--- start of Exercise materials ---

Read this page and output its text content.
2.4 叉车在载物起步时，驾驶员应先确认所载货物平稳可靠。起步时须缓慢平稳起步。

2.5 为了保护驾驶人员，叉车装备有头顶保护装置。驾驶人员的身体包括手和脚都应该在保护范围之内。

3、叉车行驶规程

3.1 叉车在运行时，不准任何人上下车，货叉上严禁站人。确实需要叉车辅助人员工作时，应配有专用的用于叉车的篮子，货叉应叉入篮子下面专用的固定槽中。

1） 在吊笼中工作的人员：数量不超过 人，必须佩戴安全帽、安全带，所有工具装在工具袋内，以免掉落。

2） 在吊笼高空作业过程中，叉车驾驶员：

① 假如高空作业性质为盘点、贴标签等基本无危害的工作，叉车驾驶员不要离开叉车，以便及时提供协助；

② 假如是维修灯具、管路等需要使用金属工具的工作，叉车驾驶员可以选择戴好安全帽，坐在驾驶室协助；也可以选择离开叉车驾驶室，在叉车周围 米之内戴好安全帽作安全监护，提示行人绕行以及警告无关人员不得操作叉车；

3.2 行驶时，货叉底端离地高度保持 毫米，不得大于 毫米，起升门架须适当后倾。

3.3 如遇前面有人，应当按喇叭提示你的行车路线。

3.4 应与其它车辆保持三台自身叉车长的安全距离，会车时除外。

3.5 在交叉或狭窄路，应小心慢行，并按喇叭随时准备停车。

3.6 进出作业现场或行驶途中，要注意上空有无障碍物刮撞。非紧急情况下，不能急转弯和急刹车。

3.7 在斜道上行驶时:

--- end of Exercise materials ---

Instructions to follow :: Repeat the data in its entirety, character for character.

Exercise response ::
Read this page and output its text content.
2.4 叉车在载物起步时，驾驶员应先确认所载货物平稳可靠。起步时须缓慢平稳起步。

2.5 为了保护驾驶人员，叉车装备有头顶保护装置。驾驶人员的身体包括手和脚都应该在保护范围之内。

3、叉车行驶规程

3.1 叉车在运行时，不准任何人上下车，货叉上严禁站人。确实需要叉车辅助人员工作时，应配有专用的用于叉车的篮子，货叉应叉入篮子下面专用的固定槽中。

1） 在吊笼中工作的人员：数量不超过 人，必须佩戴安全帽、安全带，所有工具装在工具袋内，以免掉落。

2） 在吊笼高空作业过程中，叉车驾驶员：

① 假如高空作业性质为盘点、贴标签等基本无危害的工作，叉车驾驶员不要离开叉车，以便及时提供协助；

② 假如是维修灯具、管路等需要使用金属工具的工作，叉车驾驶员可以选择戴好安全帽，坐在驾驶室协助；也可以选择离开叉车驾驶室，在叉车周围 米之内戴好安全帽作安全监护，提示行人绕行以及警告无关人员不得操作叉车；

3.2 行驶时，货叉底端离地高度保持 毫米，不得大于 毫米，起升门架须适当后倾。

3.3 如遇前面有人，应当按喇叭提示你的行车路线。

3.4 应与其它车辆保持三台自身叉车长的安全距离，会车时除外。

3.5 在交叉或狭窄路，应小心慢行，并按喇叭随时准备停车。

3.6 进出作业现场或行驶途中，要注意上空有无障碍物刮撞。非紧急情况下，不能急转弯和急刹车。

3.7 在斜道上行驶时:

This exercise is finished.